┌─ Supplied entries
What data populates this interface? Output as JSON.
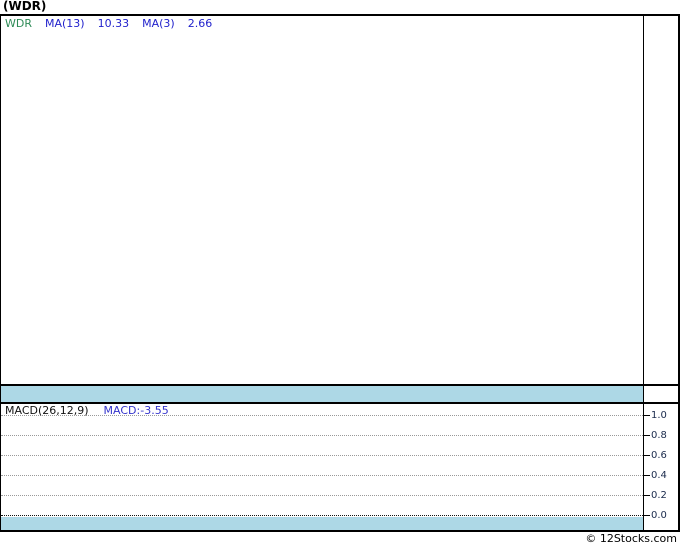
{
  "title": "(WDR)",
  "main_chart": {
    "legend": {
      "symbol": "WDR",
      "ma13_label": "MA(13)",
      "ma13_value": "10.33",
      "ma3_label": "MA(3)",
      "ma3_value": "2.66"
    }
  },
  "macd_panel": {
    "label": "MACD(26,12,9)",
    "value_label": "MACD:-3.55",
    "axis_ticks": [
      "1.0",
      "0.8",
      "0.6",
      "0.4",
      "0.2",
      "0.0"
    ]
  },
  "footer": {
    "copyright": "© 12Stocks.com"
  },
  "colors": {
    "symbol_green": "#2E8B57",
    "indicator_blue": "#2222CC",
    "macd_value_blue": "#3333CC",
    "axis_label_navy": "#1A2A4C",
    "band_light_blue": "#ADD8E6",
    "border_black": "#000000",
    "grid_gray": "#999999"
  },
  "chart_data": [
    {
      "type": "line",
      "title": "(WDR) price panel",
      "series": [
        {
          "name": "WDR",
          "values": []
        },
        {
          "name": "MA(13)",
          "last_value": 10.33,
          "values": []
        },
        {
          "name": "MA(3)",
          "last_value": 2.66,
          "values": []
        }
      ],
      "note": "plot area is empty (no candles/lines drawn); light-blue date-axis band at bottom with no date labels",
      "legend_position": "top-left",
      "grid": "off"
    },
    {
      "type": "line",
      "title": "MACD(26,12,9)",
      "series": [
        {
          "name": "MACD",
          "last_value": -3.55,
          "values": []
        }
      ],
      "ylim": [
        0.0,
        1.0
      ],
      "yticks": [
        1.0,
        0.8,
        0.6,
        0.4,
        0.2,
        0.0
      ],
      "ylabel": "",
      "xlabel": "",
      "grid": "horizontal dotted lines at each ytick, zero line darker",
      "legend_position": "top-left",
      "note": "no MACD curve plotted; light-blue band below the 0.0 line"
    }
  ]
}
└─
What you need to do
Give back each entry exactly as it appears, with no pictures.

Complete output
What data populates this interface? Output as JSON.
{
  "title": "(WDR)",
  "main_chart": {
    "legend": {
      "symbol": "WDR",
      "ma13_label": "MA(13)",
      "ma13_value": "10.33",
      "ma3_label": "MA(3)",
      "ma3_value": "2.66"
    }
  },
  "macd_panel": {
    "label": "MACD(26,12,9)",
    "value_label": "MACD:-3.55",
    "axis_ticks": [
      "1.0",
      "0.8",
      "0.6",
      "0.4",
      "0.2",
      "0.0"
    ]
  },
  "footer": {
    "copyright": "© 12Stocks.com"
  },
  "colors": {
    "symbol_green": "#2E8B57",
    "indicator_blue": "#2222CC",
    "macd_value_blue": "#3333CC",
    "axis_label_navy": "#1A2A4C",
    "band_light_blue": "#ADD8E6",
    "border_black": "#000000",
    "grid_gray": "#999999"
  },
  "chart_data": [
    {
      "type": "line",
      "title": "(WDR) price panel",
      "series": [
        {
          "name": "WDR",
          "values": []
        },
        {
          "name": "MA(13)",
          "last_value": 10.33,
          "values": []
        },
        {
          "name": "MA(3)",
          "last_value": 2.66,
          "values": []
        }
      ],
      "note": "plot area is empty (no candles/lines drawn); light-blue date-axis band at bottom with no date labels",
      "legend_position": "top-left",
      "grid": "off"
    },
    {
      "type": "line",
      "title": "MACD(26,12,9)",
      "series": [
        {
          "name": "MACD",
          "last_value": -3.55,
          "values": []
        }
      ],
      "ylim": [
        0.0,
        1.0
      ],
      "yticks": [
        1.0,
        0.8,
        0.6,
        0.4,
        0.2,
        0.0
      ],
      "ylabel": "",
      "xlabel": "",
      "grid": "horizontal dotted lines at each ytick, zero line darker",
      "legend_position": "top-left",
      "note": "no MACD curve plotted; light-blue band below the 0.0 line"
    }
  ]
}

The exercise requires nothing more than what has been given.